Requirement:
Retype all of the entries word for word.

Exercise input:
★ ★ ★ ★

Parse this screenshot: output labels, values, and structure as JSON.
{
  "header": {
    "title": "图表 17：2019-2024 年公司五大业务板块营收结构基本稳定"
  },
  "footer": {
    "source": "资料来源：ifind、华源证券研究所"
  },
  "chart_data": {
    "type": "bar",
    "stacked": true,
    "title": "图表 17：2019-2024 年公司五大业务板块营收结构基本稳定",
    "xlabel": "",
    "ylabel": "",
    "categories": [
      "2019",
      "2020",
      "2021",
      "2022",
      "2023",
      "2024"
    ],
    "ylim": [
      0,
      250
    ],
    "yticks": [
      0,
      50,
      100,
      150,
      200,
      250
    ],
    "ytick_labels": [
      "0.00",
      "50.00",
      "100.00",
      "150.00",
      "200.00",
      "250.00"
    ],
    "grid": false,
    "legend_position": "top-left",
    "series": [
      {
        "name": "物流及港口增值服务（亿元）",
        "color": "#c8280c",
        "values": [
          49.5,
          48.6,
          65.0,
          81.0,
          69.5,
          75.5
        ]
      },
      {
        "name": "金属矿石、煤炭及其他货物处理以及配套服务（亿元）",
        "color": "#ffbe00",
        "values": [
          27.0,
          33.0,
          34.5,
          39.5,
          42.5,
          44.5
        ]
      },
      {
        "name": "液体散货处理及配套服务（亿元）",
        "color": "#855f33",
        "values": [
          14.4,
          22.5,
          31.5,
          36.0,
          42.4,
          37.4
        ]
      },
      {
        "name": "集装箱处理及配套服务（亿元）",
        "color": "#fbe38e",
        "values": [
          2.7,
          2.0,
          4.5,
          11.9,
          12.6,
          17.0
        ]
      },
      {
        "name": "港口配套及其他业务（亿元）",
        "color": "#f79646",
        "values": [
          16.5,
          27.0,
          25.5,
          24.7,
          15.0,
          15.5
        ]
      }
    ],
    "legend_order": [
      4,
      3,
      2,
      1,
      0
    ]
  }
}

★ ★ ★ ★

Result for this task:
Parse this screenshot: output labels, values, and structure as JSON.
{
  "header": {
    "title": "图表 17：2019-2024 年公司五大业务板块营收结构基本稳定"
  },
  "footer": {
    "source": "资料来源：ifind、华源证券研究所"
  },
  "chart_data": {
    "type": "bar",
    "stacked": true,
    "title": "图表 17：2019-2024 年公司五大业务板块营收结构基本稳定",
    "xlabel": "",
    "ylabel": "",
    "categories": [
      "2019",
      "2020",
      "2021",
      "2022",
      "2023",
      "2024"
    ],
    "ylim": [
      0,
      250
    ],
    "yticks": [
      0,
      50,
      100,
      150,
      200,
      250
    ],
    "ytick_labels": [
      "0.00",
      "50.00",
      "100.00",
      "150.00",
      "200.00",
      "250.00"
    ],
    "grid": false,
    "legend_position": "top-left",
    "series": [
      {
        "name": "物流及港口增值服务（亿元）",
        "color": "#c8280c",
        "values": [
          49.5,
          48.6,
          65.0,
          81.0,
          69.5,
          75.5
        ]
      },
      {
        "name": "金属矿石、煤炭及其他货物处理以及配套服务（亿元）",
        "color": "#ffbe00",
        "values": [
          27.0,
          33.0,
          34.5,
          39.5,
          42.5,
          44.5
        ]
      },
      {
        "name": "液体散货处理及配套服务（亿元）",
        "color": "#855f33",
        "values": [
          14.4,
          22.5,
          31.5,
          36.0,
          42.4,
          37.4
        ]
      },
      {
        "name": "集装箱处理及配套服务（亿元）",
        "color": "#fbe38e",
        "values": [
          2.7,
          2.0,
          4.5,
          11.9,
          12.6,
          17.0
        ]
      },
      {
        "name": "港口配套及其他业务（亿元）",
        "color": "#f79646",
        "values": [
          16.5,
          27.0,
          25.5,
          24.7,
          15.0,
          15.5
        ]
      }
    ],
    "legend_order": [
      4,
      3,
      2,
      1,
      0
    ]
  }
}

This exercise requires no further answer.